= Material provided =
■ ■ ■ ■ ■ ■ ■

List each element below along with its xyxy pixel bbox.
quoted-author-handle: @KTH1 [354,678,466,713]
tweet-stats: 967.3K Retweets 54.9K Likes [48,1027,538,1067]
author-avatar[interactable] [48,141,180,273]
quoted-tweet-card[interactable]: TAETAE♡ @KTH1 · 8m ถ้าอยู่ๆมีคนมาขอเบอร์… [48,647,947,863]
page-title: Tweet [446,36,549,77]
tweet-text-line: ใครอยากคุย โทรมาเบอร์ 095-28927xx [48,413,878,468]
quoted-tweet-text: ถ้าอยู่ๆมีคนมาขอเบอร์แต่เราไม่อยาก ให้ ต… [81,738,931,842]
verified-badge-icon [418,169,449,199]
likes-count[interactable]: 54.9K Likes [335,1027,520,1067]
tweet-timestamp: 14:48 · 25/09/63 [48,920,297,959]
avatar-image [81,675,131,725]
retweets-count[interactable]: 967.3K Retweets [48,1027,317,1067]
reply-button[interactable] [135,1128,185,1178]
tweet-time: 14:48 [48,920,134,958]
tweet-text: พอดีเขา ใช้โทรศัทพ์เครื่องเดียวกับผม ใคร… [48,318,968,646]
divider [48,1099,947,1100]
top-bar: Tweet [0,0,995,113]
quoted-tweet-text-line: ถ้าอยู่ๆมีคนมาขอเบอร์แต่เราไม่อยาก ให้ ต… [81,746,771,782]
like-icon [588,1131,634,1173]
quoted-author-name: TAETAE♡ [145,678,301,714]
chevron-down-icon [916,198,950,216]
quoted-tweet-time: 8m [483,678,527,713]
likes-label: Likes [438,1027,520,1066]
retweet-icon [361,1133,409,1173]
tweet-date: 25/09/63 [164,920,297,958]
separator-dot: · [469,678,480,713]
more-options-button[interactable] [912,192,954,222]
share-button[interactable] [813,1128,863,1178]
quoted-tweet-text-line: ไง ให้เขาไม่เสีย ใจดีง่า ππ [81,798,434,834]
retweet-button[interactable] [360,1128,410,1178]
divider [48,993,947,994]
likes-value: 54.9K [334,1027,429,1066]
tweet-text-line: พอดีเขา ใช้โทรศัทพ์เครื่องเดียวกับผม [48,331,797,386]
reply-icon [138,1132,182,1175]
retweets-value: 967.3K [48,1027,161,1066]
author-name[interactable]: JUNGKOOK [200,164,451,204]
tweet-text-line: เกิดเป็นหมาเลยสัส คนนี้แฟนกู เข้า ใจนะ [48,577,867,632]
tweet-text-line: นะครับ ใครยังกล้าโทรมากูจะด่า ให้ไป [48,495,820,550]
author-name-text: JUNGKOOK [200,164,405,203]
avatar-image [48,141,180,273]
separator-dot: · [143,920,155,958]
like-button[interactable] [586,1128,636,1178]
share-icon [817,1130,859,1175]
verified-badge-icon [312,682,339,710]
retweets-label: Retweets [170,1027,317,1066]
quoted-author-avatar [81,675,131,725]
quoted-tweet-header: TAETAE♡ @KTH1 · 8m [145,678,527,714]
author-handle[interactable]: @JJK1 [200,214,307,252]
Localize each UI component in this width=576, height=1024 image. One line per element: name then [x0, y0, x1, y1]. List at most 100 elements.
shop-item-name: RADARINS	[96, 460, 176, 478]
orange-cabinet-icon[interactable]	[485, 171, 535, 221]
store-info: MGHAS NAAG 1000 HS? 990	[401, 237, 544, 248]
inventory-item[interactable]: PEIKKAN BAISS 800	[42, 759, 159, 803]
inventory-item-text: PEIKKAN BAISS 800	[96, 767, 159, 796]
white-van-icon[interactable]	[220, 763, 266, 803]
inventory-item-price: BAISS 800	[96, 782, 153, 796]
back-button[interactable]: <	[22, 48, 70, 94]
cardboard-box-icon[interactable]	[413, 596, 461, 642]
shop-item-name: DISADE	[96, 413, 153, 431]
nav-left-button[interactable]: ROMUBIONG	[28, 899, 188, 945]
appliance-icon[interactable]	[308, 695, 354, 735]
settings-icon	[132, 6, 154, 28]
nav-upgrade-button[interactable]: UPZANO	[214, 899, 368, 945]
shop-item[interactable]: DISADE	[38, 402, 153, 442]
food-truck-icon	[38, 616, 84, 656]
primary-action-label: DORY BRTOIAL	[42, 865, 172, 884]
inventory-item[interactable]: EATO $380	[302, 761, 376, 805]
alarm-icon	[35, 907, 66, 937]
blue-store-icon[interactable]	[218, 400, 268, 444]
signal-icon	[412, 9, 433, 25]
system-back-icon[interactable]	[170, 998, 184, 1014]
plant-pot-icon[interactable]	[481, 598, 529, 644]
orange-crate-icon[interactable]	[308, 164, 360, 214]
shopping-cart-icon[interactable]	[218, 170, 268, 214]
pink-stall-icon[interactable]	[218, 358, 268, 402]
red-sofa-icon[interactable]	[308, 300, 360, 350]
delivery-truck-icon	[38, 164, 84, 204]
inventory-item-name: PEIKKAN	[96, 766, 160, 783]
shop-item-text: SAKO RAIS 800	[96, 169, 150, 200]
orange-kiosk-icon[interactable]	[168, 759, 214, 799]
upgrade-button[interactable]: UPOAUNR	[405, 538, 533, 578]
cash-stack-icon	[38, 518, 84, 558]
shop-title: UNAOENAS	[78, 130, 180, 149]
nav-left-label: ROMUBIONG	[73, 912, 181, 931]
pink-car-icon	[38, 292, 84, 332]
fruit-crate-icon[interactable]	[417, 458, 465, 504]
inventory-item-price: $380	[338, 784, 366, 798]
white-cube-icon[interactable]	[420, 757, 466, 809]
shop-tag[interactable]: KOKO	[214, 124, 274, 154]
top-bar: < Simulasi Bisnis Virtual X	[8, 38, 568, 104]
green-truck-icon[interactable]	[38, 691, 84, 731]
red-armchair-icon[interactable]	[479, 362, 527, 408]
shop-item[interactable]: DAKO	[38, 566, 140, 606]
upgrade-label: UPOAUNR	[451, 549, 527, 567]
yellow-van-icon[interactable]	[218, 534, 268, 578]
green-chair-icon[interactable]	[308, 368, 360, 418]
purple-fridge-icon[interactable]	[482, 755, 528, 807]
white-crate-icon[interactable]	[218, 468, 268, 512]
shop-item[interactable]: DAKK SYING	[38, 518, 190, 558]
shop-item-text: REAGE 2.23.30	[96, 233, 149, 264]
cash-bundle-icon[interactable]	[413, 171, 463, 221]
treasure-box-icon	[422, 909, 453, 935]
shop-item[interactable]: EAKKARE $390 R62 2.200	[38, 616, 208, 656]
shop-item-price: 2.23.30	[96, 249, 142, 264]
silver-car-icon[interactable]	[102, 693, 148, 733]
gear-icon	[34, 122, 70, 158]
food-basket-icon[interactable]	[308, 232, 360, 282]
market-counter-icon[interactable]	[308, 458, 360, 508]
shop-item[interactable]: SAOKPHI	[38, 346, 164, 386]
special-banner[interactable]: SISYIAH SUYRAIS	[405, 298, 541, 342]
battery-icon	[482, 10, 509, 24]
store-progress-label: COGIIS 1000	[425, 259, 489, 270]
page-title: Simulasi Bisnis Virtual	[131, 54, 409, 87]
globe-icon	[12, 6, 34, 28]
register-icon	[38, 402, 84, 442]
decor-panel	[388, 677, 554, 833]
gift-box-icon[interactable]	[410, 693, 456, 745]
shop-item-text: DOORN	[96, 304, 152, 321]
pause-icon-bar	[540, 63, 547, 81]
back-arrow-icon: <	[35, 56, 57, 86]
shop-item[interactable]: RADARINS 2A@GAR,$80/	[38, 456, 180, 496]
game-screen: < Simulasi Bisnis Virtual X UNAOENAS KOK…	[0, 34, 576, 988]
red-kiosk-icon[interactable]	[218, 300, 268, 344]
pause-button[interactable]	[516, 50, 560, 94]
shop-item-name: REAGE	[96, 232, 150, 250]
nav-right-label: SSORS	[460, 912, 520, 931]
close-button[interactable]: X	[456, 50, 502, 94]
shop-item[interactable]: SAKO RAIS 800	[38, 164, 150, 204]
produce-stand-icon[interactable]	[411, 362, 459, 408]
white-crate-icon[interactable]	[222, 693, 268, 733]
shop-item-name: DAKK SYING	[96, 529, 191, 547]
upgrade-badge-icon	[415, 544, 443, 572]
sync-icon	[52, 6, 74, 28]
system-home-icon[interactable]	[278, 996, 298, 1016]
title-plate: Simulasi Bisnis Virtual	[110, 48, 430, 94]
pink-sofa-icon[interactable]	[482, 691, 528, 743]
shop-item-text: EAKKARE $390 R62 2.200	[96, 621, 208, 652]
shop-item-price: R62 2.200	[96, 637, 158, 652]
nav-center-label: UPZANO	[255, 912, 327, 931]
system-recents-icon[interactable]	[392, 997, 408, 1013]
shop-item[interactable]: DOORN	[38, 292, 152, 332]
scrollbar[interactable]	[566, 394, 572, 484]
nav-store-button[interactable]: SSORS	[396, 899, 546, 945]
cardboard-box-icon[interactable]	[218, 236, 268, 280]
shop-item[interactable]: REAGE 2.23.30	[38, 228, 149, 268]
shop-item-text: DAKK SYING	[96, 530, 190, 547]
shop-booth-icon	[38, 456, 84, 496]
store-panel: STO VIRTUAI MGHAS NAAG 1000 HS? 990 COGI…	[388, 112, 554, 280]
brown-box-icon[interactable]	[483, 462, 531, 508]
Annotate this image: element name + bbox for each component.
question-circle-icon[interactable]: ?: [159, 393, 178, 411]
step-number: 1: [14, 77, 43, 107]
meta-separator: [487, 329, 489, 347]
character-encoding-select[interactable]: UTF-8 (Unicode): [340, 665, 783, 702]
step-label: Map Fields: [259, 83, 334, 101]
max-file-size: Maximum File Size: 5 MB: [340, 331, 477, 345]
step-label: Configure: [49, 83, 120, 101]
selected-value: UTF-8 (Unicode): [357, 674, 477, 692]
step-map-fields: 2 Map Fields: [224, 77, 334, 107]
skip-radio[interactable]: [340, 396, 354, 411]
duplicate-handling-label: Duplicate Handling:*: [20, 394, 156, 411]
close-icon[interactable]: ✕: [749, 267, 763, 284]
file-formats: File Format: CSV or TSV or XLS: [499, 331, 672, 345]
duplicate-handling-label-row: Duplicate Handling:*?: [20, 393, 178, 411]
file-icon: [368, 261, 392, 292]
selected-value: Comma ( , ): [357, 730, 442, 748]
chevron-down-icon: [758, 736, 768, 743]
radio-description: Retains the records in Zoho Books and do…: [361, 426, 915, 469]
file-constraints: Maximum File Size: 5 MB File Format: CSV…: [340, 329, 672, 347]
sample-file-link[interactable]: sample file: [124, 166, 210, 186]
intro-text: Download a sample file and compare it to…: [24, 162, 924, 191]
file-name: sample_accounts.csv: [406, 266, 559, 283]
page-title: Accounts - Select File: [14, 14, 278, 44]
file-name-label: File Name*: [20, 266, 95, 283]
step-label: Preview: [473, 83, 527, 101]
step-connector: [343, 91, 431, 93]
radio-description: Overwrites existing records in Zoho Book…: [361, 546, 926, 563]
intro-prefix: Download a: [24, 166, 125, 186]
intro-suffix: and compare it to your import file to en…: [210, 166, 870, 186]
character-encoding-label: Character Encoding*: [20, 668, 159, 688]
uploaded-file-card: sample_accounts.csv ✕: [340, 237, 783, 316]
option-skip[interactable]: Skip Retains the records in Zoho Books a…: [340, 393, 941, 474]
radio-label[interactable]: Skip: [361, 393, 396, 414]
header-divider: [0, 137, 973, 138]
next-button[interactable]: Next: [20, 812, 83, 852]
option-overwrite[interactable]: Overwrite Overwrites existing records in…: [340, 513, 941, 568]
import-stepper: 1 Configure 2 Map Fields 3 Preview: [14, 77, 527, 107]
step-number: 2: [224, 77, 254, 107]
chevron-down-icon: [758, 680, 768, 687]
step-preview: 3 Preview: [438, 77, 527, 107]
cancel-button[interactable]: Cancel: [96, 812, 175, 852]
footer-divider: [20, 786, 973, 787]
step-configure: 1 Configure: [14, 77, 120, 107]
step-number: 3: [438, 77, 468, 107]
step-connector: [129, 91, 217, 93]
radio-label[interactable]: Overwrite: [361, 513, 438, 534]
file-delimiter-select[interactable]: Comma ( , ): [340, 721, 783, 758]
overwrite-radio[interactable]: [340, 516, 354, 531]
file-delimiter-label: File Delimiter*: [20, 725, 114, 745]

■ ■ ■ ■ ■ ■ ■

= Exercise =
In the lines from the first one through "retweet-button[interactable] [360,1128,410,1178]", swap "reply-button" for "comment-button" and give those lines back with nothing else changed.

= Task output =
List each element below along with its xyxy pixel bbox.
quoted-author-handle: @KTH1 [354,678,466,713]
tweet-stats: 967.3K Retweets 54.9K Likes [48,1027,538,1067]
author-avatar[interactable] [48,141,180,273]
quoted-tweet-card[interactable]: TAETAE♡ @KTH1 · 8m ถ้าอยู่ๆมีคนมาขอเบอร์… [48,647,947,863]
page-title: Tweet [446,36,549,77]
tweet-text-line: ใครอยากคุย โทรมาเบอร์ 095-28927xx [48,413,878,468]
quoted-tweet-text: ถ้าอยู่ๆมีคนมาขอเบอร์แต่เราไม่อยาก ให้ ต… [81,738,931,842]
verified-badge-icon [418,169,449,199]
likes-count[interactable]: 54.9K Likes [335,1027,520,1067]
tweet-timestamp: 14:48 · 25/09/63 [48,920,297,959]
avatar-image [81,675,131,725]
retweets-count[interactable]: 967.3K Retweets [48,1027,317,1067]
comment-button[interactable] [135,1128,185,1178]
tweet-time: 14:48 [48,920,134,958]
tweet-text: พอดีเขา ใช้โทรศัทพ์เครื่องเดียวกับผม ใคร… [48,318,968,646]
divider [48,1099,947,1100]
top-bar: Tweet [0,0,995,113]
quoted-tweet-text-line: ถ้าอยู่ๆมีคนมาขอเบอร์แต่เราไม่อยาก ให้ ต… [81,746,771,782]
like-icon [588,1131,634,1173]
quoted-author-name: TAETAE♡ [145,678,301,714]
chevron-down-icon [916,198,950,216]
quoted-tweet-time: 8m [483,678,527,713]
likes-label: Likes [438,1027,520,1066]
retweet-icon [361,1133,409,1173]
tweet-date: 25/09/63 [164,920,297,958]
separator-dot: · [469,678,480,713]
more-options-button[interactable] [912,192,954,222]
share-button[interactable] [813,1128,863,1178]
quoted-tweet-text-line: ไง ให้เขาไม่เสีย ใจดีง่า ππ [81,798,434,834]
retweet-button[interactable] [360,1128,410,1178]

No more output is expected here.